═════ Material provided

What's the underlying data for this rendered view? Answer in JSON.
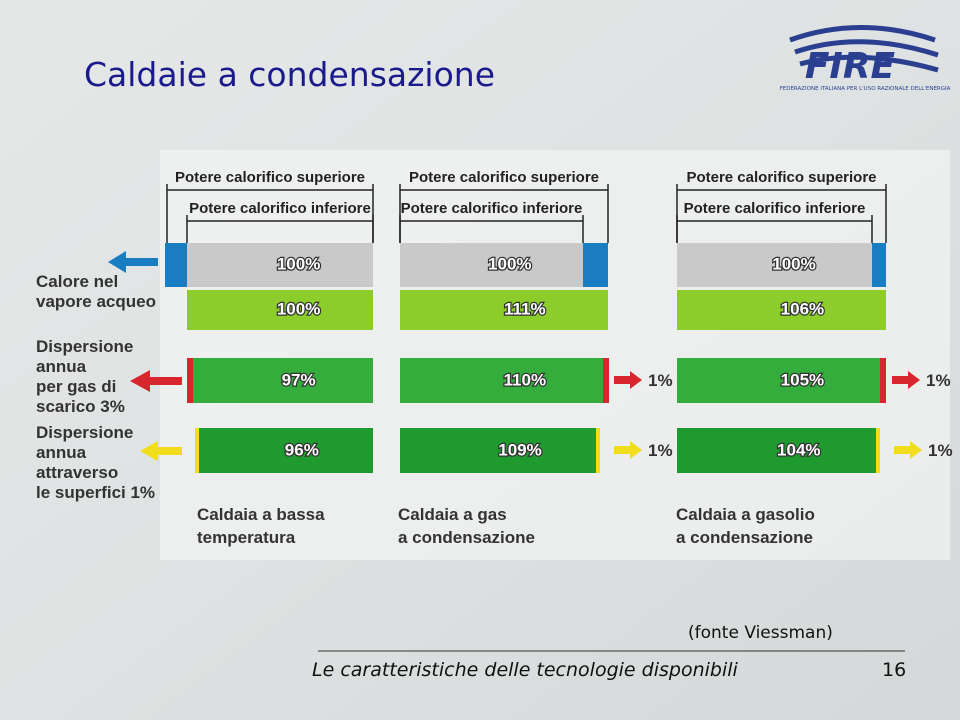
{
  "title": "Caldaie a condensazione",
  "logo": {
    "text": "FIRE",
    "subtitle": "FEDERAZIONE ITALIANA PER L'USO RAZIONALE DELL'ENERGIA"
  },
  "row_labels": [
    [
      "Calore nel",
      "vapore acqueo"
    ],
    [
      "Dispersione",
      "annua",
      "per gas di",
      "scarico 3%"
    ],
    [
      "Dispersione",
      "annua",
      "attraverso",
      "le superfici 1%"
    ]
  ],
  "columns": [
    {
      "bracket_top": "Potere calorifico superiore",
      "bracket_bottom": "Potere calorifico inferiore",
      "bars": [
        "100%",
        "100%",
        "97%",
        "96%"
      ],
      "losses": [],
      "caption": [
        "Caldaia a bassa",
        "temperatura"
      ]
    },
    {
      "bracket_top": "Potere calorifico superiore",
      "bracket_bottom": "Potere calorifico inferiore",
      "bars": [
        "100%",
        "111%",
        "110%",
        "109%"
      ],
      "losses": [
        "1%",
        "1%"
      ],
      "caption": [
        "Caldaia a gas",
        "a condensazione"
      ]
    },
    {
      "bracket_top": "Potere calorifico superiore",
      "bracket_bottom": "Potere calorifico inferiore",
      "bars": [
        "100%",
        "106%",
        "105%",
        "104%"
      ],
      "losses": [
        "1%",
        "1%"
      ],
      "caption": [
        "Caldaia a gasolio",
        "a condensazione"
      ]
    }
  ],
  "source": "(fonte Viessman)",
  "footer": "Le caratteristiche delle tecnologie disponibili",
  "page": "16"
}
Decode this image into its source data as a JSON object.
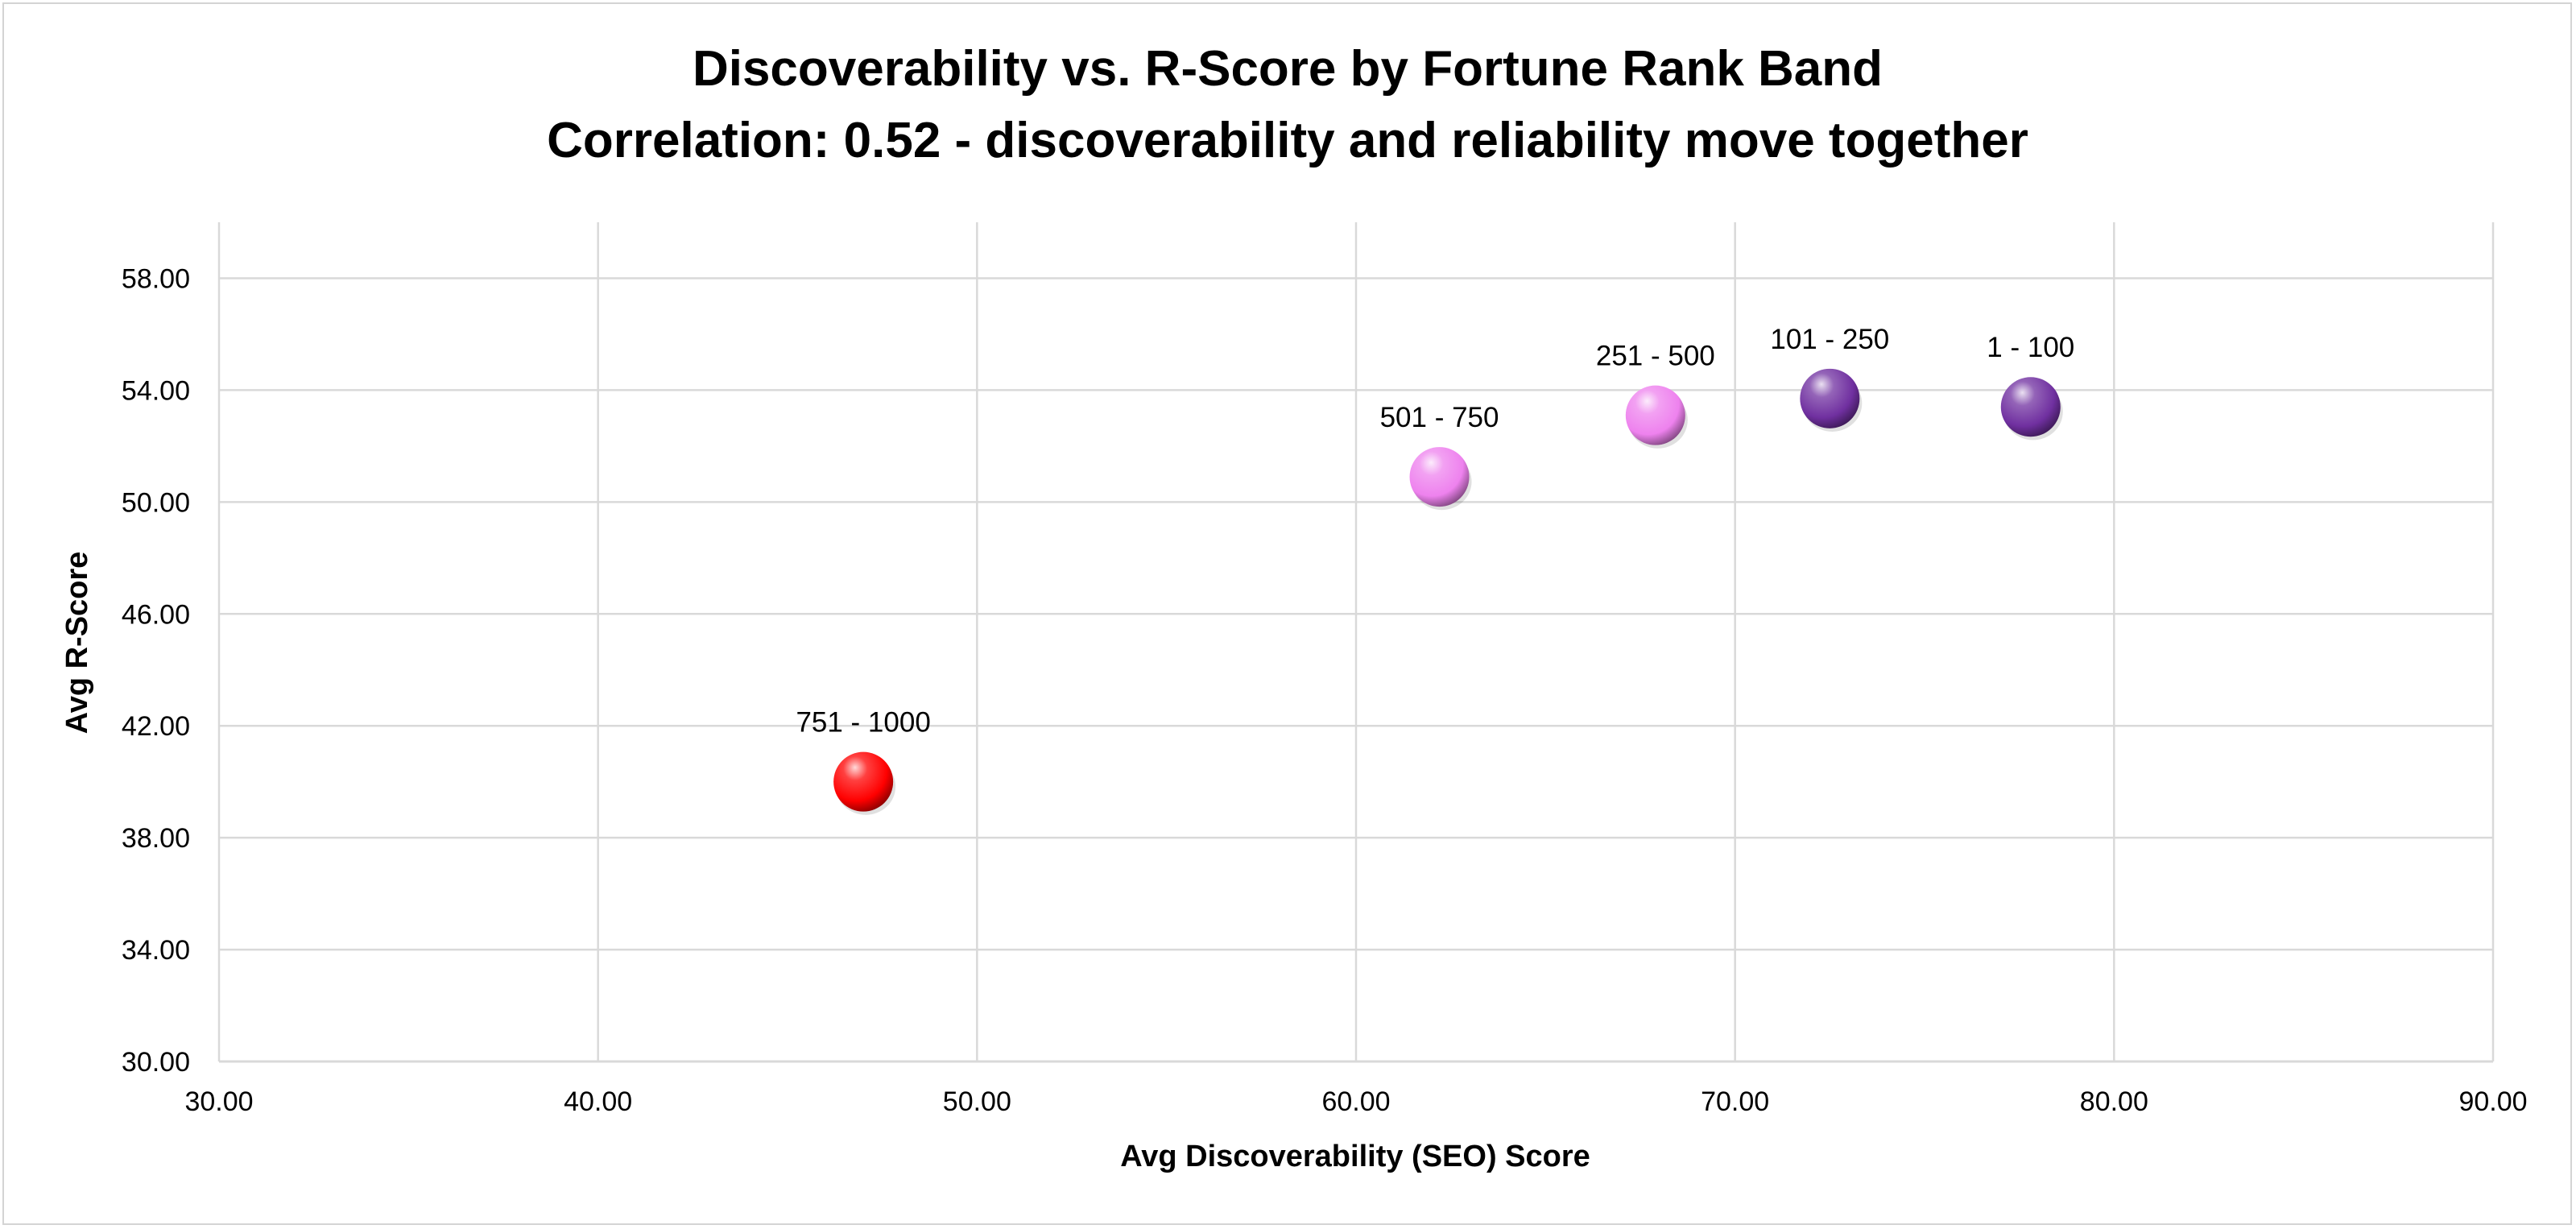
{
  "chart_data": {
    "type": "scatter",
    "title": "Discoverability vs. R-Score by Fortune Rank Band",
    "subtitle": "Correlation: 0.52 -  discoverability and reliability move together",
    "xlabel": "Avg Discoverability (SEO) Score",
    "ylabel": "Avg R-Score",
    "xlim": [
      30,
      90
    ],
    "ylim": [
      30,
      60
    ],
    "x_ticks": [
      "30.00",
      "40.00",
      "50.00",
      "60.00",
      "70.00",
      "80.00",
      "90.00"
    ],
    "y_ticks": [
      "30.00",
      "34.00",
      "38.00",
      "42.00",
      "46.00",
      "50.00",
      "54.00",
      "58.00"
    ],
    "grid": true,
    "legend": "none",
    "points": [
      {
        "label": "751 - 1000",
        "x": 47.0,
        "y": 40.0,
        "color": "#ff0000"
      },
      {
        "label": "501 - 750",
        "x": 62.2,
        "y": 50.9,
        "color": "#ee82ee"
      },
      {
        "label": "251 - 500",
        "x": 67.9,
        "y": 53.1,
        "color": "#ee82ee"
      },
      {
        "label": "101 - 250",
        "x": 72.5,
        "y": 53.7,
        "color": "#7030a0"
      },
      {
        "label": "1 - 100",
        "x": 77.8,
        "y": 53.4,
        "color": "#7030a0"
      }
    ]
  }
}
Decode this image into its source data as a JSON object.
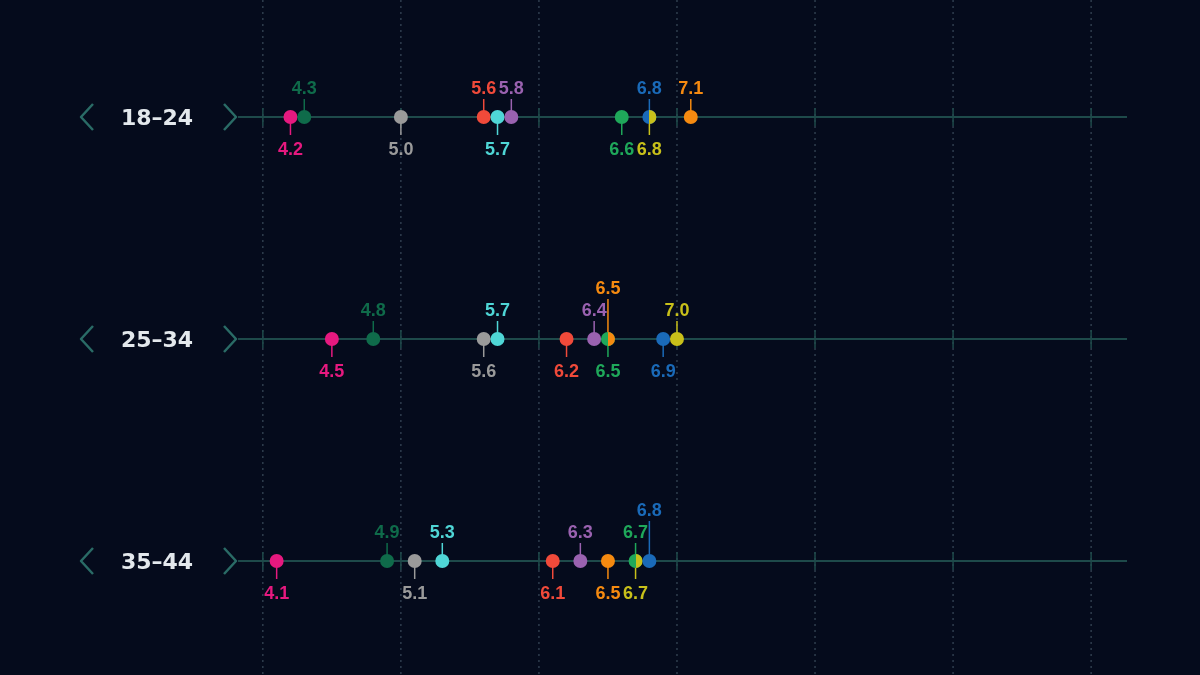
{
  "chart_data": {
    "type": "scatter",
    "orientation": "horizontal",
    "categories": [
      "18–24",
      "25–34",
      "35–44"
    ],
    "xlim": [
      3.82,
      10.26
    ],
    "xticks": [
      {
        "value": 4,
        "label": null
      },
      {
        "value": 5,
        "label": null
      },
      {
        "value": 6,
        "label": null
      },
      {
        "value": 7,
        "label": null
      },
      {
        "value": 8,
        "label": null
      },
      {
        "value": 9,
        "label": null
      },
      {
        "value": 10,
        "label": null
      }
    ],
    "tick_labels": "y",
    "grid": true,
    "marker": "circle",
    "series": [
      {
        "color": "#e6197f",
        "values": [
          4.2,
          4.5,
          4.1
        ],
        "value_labels": [
          "4.2",
          "4.5",
          "4.1"
        ]
      },
      {
        "color": "#0f6b4a",
        "values": [
          4.3,
          4.8,
          4.9
        ],
        "value_labels": [
          "4.3",
          "4.8",
          "4.9"
        ]
      },
      {
        "color": "#9a9a9a",
        "values": [
          5.0,
          5.6,
          5.1
        ],
        "value_labels": [
          "5.0",
          "5.6",
          "5.1"
        ]
      },
      {
        "color": "#f04a3a",
        "values": [
          5.6,
          6.2,
          6.1
        ],
        "value_labels": [
          "5.6",
          "6.2",
          "6.1"
        ]
      },
      {
        "color": "#4fd6d6",
        "values": [
          5.7,
          5.7,
          5.3
        ],
        "value_labels": [
          "5.7",
          "5.7",
          "5.3"
        ]
      },
      {
        "color": "#9a62b0",
        "values": [
          5.8,
          6.4,
          6.3
        ],
        "value_labels": [
          "5.8",
          "6.4",
          "6.3"
        ]
      },
      {
        "color": "#1fa85a",
        "values": [
          6.6,
          6.5,
          6.7
        ],
        "value_labels": [
          "6.6",
          "6.5",
          "6.7"
        ]
      },
      {
        "color": "#1a6ab8",
        "values": [
          6.8,
          6.9,
          6.8
        ],
        "value_labels": [
          "6.8",
          "6.9",
          "6.8"
        ]
      },
      {
        "color": "#c8c01a",
        "values": [
          6.8,
          7.0,
          6.7
        ],
        "value_labels": [
          "6.8",
          "7.0",
          "6.7"
        ]
      },
      {
        "color": "#f58a10",
        "values": [
          7.1,
          6.5,
          6.5
        ],
        "value_labels": [
          "7.1",
          "6.5",
          "6.5"
        ]
      }
    ]
  }
}
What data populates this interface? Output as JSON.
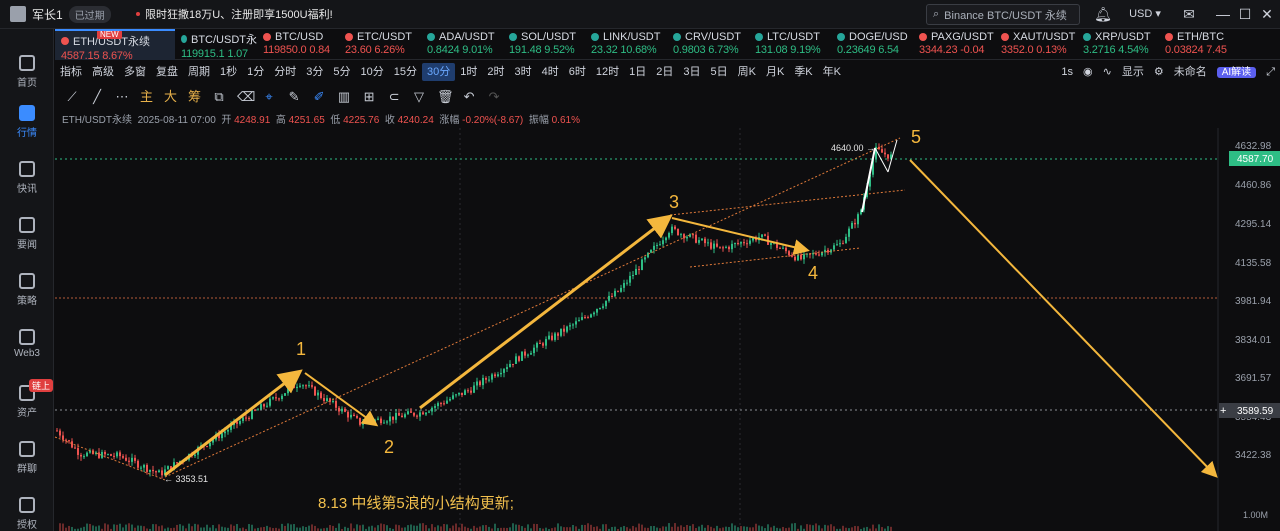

══════════

**What is required:** Except for the pictures, give all the material above again verbatim.

**Answer to the problem:**
What's the underlying data for this rendered view? Answer in JSON.
{
  "title": "Caldaie a condensazione",
  "logo": {
    "text": "FIRE",
    "subtitle": "FEDERAZIONE ITALIANA PER L'USO RAZIONALE DELL'ENERGIA"
  },
  "row_labels": [
    [
      "Calore nel",
      "vapore acqueo"
    ],
    [
      "Dispersione",
      "annua",
      "per gas di",
      "scarico 3%"
    ],
    [
      "Dispersione",
      "annua",
      "attraverso",
      "le superfici 1%"
    ]
  ],
  "columns": [
    {
      "bracket_top": "Potere calorifico superiore",
      "bracket_bottom": "Potere calorifico inferiore",
      "bars": [
        "100%",
        "100%",
        "97%",
        "96%"
      ],
      "losses": [],
      "caption": [
        "Caldaia a bassa",
        "temperatura"
      ]
    },
    {
      "bracket_top": "Potere calorifico superiore",
      "bracket_bottom": "Potere calorifico inferiore",
      "bars": [
        "100%",
        "111%",
        "110%",
        "109%"
      ],
      "losses": [
        "1%",
        "1%"
      ],
      "caption": [
        "Caldaia a gas",
        "a condensazione"
      ]
    },
    {
      "bracket_top": "Potere calorifico superiore",
      "bracket_bottom": "Potere calorifico inferiore",
      "bars": [
        "100%",
        "106%",
        "105%",
        "104%"
      ],
      "losses": [
        "1%",
        "1%"
      ],
      "caption": [
        "Caldaia a gasolio",
        "a condensazione"
      ]
    }
  ],
  "source": "(fonte Viessman)",
  "footer": "Le caratteristiche delle tecnologie disponibili",
  "page": "16"
}
Decode this image into its source data as a JSON object.
{
  "chart_data": {
    "type": "scatter",
    "title": "Discoverability vs. R-Score by Fortune Rank Band",
    "subtitle": "Correlation: 0.52 -  discoverability and reliability move together",
    "xlabel": "Avg Discoverability (SEO) Score",
    "ylabel": "Avg R-Score",
    "xlim": [
      30,
      90
    ],
    "ylim": [
      30,
      60
    ],
    "x_ticks": [
      "30.00",
      "40.00",
      "50.00",
      "60.00",
      "70.00",
      "80.00",
      "90.00"
    ],
    "y_ticks": [
      "30.00",
      "34.00",
      "38.00",
      "42.00",
      "46.00",
      "50.00",
      "54.00",
      "58.00"
    ],
    "grid": true,
    "legend": "none",
    "points": [
      {
        "label": "751 - 1000",
        "x": 47.0,
        "y": 40.0,
        "color": "#ff0000"
      },
      {
        "label": "501 - 750",
        "x": 62.2,
        "y": 50.9,
        "color": "#ee82ee"
      },
      {
        "label": "251 - 500",
        "x": 67.9,
        "y": 53.1,
        "color": "#ee82ee"
      },
      {
        "label": "101 - 250",
        "x": 72.5,
        "y": 53.7,
        "color": "#7030a0"
      },
      {
        "label": "1 - 100",
        "x": 77.8,
        "y": 53.4,
        "color": "#7030a0"
      }
    ]
  }
}
Decode this image into its source data as a JSON object.
{
  "chart_data": {
    "type": "scatter",
    "orientation": "horizontal",
    "categories": [
      "18–24",
      "25–34",
      "35–44"
    ],
    "xlim": [
      3.82,
      10.26
    ],
    "xticks": [
      {
        "value": 4,
        "label": null
      },
      {
        "value": 5,
        "label": null
      },
      {
        "value": 6,
        "label": null
      },
      {
        "value": 7,
        "label": null
      },
      {
        "value": 8,
        "label": null
      },
      {
        "value": 9,
        "label": null
      },
      {
        "value": 10,
        "label": null
      }
    ],
    "tick_labels": "y",
    "grid": true,
    "marker": "circle",
    "series": [
      {
        "color": "#e6197f",
        "values": [
          4.2,
          4.5,
          4.1
        ],
        "value_labels": [
          "4.2",
          "4.5",
          "4.1"
        ]
      },
      {
        "color": "#0f6b4a",
        "values": [
          4.3,
          4.8,
          4.9
        ],
        "value_labels": [
          "4.3",
          "4.8",
          "4.9"
        ]
      },
      {
        "color": "#9a9a9a",
        "values": [
          5.0,
          5.6,
          5.1
        ],
        "value_labels": [
          "5.0",
          "5.6",
          "5.1"
        ]
      },
      {
        "color": "#f04a3a",
        "values": [
          5.6,
          6.2,
          6.1
        ],
        "value_labels": [
          "5.6",
          "6.2",
          "6.1"
        ]
      },
      {
        "color": "#4fd6d6",
        "values": [
          5.7,
          5.7,
          5.3
        ],
        "value_labels": [
          "5.7",
          "5.7",
          "5.3"
        ]
      },
      {
        "color": "#9a62b0",
        "values": [
          5.8,
          6.4,
          6.3
        ],
        "value_labels": [
          "5.8",
          "6.4",
          "6.3"
        ]
      },
      {
        "color": "#1fa85a",
        "values": [
          6.6,
          6.5,
          6.7
        ],
        "value_labels": [
          "6.6",
          "6.5",
          "6.7"
        ]
      },
      {
        "color": "#1a6ab8",
        "values": [
          6.8,
          6.9,
          6.8
        ],
        "value_labels": [
          "6.8",
          "6.9",
          "6.8"
        ]
      },
      {
        "color": "#c8c01a",
        "values": [
          6.8,
          7.0,
          6.7
        ],
        "value_labels": [
          "6.8",
          "7.0",
          "6.7"
        ]
      },
      {
        "color": "#f58a10",
        "values": [
          7.1,
          6.5,
          6.5
        ],
        "value_labels": [
          "7.1",
          "6.5",
          "6.5"
        ]
      }
    ]
  }
}
What data populates this interface? Output as JSON.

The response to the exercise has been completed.